**Data section:**
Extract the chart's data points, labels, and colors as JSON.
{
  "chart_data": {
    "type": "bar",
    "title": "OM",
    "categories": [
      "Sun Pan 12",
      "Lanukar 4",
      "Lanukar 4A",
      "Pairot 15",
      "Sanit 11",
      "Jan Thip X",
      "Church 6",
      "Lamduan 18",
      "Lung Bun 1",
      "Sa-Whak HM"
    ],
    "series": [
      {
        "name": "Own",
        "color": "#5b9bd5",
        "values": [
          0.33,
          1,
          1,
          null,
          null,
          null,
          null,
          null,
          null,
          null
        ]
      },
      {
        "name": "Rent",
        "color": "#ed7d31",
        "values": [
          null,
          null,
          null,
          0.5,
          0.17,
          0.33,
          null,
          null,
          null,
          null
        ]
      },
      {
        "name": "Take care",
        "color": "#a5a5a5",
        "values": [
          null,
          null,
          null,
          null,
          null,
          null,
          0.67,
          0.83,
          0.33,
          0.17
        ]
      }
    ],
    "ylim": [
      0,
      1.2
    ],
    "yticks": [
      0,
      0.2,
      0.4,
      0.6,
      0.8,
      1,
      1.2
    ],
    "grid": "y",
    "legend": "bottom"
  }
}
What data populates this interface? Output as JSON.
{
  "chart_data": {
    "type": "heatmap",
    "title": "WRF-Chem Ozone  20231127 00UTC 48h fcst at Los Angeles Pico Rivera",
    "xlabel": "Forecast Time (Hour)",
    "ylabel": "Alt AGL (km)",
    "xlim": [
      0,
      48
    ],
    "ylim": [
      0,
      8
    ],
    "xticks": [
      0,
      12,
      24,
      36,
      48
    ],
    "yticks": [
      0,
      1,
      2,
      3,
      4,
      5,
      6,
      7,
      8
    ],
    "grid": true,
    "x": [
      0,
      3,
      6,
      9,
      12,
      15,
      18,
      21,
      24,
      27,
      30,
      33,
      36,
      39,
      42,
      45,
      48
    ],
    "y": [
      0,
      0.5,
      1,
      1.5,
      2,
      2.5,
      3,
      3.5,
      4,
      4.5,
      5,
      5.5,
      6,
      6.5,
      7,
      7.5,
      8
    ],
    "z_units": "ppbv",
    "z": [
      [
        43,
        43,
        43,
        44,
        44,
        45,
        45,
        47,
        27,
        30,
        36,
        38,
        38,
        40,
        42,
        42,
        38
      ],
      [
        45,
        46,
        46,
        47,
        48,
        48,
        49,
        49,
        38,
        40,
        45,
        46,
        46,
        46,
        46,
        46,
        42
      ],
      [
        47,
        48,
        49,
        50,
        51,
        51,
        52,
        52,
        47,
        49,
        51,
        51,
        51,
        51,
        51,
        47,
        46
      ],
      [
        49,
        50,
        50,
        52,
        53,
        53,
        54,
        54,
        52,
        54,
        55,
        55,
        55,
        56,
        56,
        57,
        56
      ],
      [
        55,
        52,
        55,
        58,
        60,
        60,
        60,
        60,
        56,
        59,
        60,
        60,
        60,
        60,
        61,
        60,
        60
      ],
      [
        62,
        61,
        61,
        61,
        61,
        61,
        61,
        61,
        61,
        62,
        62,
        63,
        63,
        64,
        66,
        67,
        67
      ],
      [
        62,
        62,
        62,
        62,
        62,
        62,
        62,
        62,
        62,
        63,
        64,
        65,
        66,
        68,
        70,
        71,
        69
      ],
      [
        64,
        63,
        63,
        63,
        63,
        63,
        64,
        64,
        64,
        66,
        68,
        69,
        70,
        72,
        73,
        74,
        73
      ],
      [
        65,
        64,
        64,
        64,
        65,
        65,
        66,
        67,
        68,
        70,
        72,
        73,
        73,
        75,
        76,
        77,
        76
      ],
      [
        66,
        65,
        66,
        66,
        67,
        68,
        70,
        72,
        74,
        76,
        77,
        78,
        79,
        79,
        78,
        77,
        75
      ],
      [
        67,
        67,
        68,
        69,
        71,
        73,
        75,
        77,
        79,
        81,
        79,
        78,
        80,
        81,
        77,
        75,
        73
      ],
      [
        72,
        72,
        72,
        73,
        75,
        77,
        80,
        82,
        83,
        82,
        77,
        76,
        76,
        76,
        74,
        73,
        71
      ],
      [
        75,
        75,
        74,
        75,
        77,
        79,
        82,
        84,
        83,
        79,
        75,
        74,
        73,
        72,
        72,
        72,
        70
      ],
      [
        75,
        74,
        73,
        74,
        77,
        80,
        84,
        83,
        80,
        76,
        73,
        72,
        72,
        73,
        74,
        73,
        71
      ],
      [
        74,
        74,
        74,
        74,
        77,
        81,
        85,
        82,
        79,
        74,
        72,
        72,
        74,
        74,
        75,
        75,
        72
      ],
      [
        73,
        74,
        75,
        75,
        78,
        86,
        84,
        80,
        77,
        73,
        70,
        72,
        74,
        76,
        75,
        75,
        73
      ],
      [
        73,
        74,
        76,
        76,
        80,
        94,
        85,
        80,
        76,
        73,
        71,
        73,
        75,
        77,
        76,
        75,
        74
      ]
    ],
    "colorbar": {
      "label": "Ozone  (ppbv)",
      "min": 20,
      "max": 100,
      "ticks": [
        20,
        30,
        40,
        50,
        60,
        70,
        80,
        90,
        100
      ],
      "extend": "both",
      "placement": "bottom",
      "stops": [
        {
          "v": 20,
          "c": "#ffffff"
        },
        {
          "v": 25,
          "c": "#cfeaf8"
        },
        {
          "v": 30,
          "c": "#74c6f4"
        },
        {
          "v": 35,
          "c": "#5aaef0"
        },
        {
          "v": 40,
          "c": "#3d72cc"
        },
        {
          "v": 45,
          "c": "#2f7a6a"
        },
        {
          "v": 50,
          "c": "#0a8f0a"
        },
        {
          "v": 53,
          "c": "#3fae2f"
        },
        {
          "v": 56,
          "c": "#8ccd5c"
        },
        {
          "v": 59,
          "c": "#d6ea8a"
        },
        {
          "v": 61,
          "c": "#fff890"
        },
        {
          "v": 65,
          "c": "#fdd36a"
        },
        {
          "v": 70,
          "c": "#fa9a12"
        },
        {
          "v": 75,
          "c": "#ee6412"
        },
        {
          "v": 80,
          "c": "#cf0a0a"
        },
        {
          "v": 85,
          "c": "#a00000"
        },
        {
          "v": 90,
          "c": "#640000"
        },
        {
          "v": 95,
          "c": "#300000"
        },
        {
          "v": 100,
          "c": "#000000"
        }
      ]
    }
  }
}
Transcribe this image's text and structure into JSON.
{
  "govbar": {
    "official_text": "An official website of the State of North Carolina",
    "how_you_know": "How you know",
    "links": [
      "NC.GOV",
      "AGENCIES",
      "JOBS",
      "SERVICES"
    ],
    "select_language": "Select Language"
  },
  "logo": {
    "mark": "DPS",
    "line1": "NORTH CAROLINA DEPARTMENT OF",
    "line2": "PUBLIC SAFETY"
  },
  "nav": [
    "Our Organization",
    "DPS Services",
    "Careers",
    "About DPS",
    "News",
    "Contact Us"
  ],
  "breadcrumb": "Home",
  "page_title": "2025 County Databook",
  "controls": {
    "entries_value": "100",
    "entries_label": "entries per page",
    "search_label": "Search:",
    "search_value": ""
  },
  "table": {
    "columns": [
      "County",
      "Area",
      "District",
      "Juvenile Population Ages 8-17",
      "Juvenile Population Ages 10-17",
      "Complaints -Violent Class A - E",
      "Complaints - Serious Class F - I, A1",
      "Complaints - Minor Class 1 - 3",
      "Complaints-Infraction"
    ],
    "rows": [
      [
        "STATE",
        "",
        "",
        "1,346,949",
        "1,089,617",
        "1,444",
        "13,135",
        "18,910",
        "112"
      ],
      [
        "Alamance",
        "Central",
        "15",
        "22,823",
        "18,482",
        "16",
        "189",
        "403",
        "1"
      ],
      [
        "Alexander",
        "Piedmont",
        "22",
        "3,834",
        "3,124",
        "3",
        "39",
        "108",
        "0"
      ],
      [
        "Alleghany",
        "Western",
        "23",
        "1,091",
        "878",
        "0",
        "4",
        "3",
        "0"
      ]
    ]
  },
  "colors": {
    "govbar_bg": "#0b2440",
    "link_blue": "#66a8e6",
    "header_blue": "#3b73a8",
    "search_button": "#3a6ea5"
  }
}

**Exercise:** Look over the listing above. Pick out and copy every line that includes "JSON".

**Full response:**
Extract the chart's data points, labels, and colors as JSON.
What data populates this interface? Output as JSON.
Transcribe this image's text and structure into JSON.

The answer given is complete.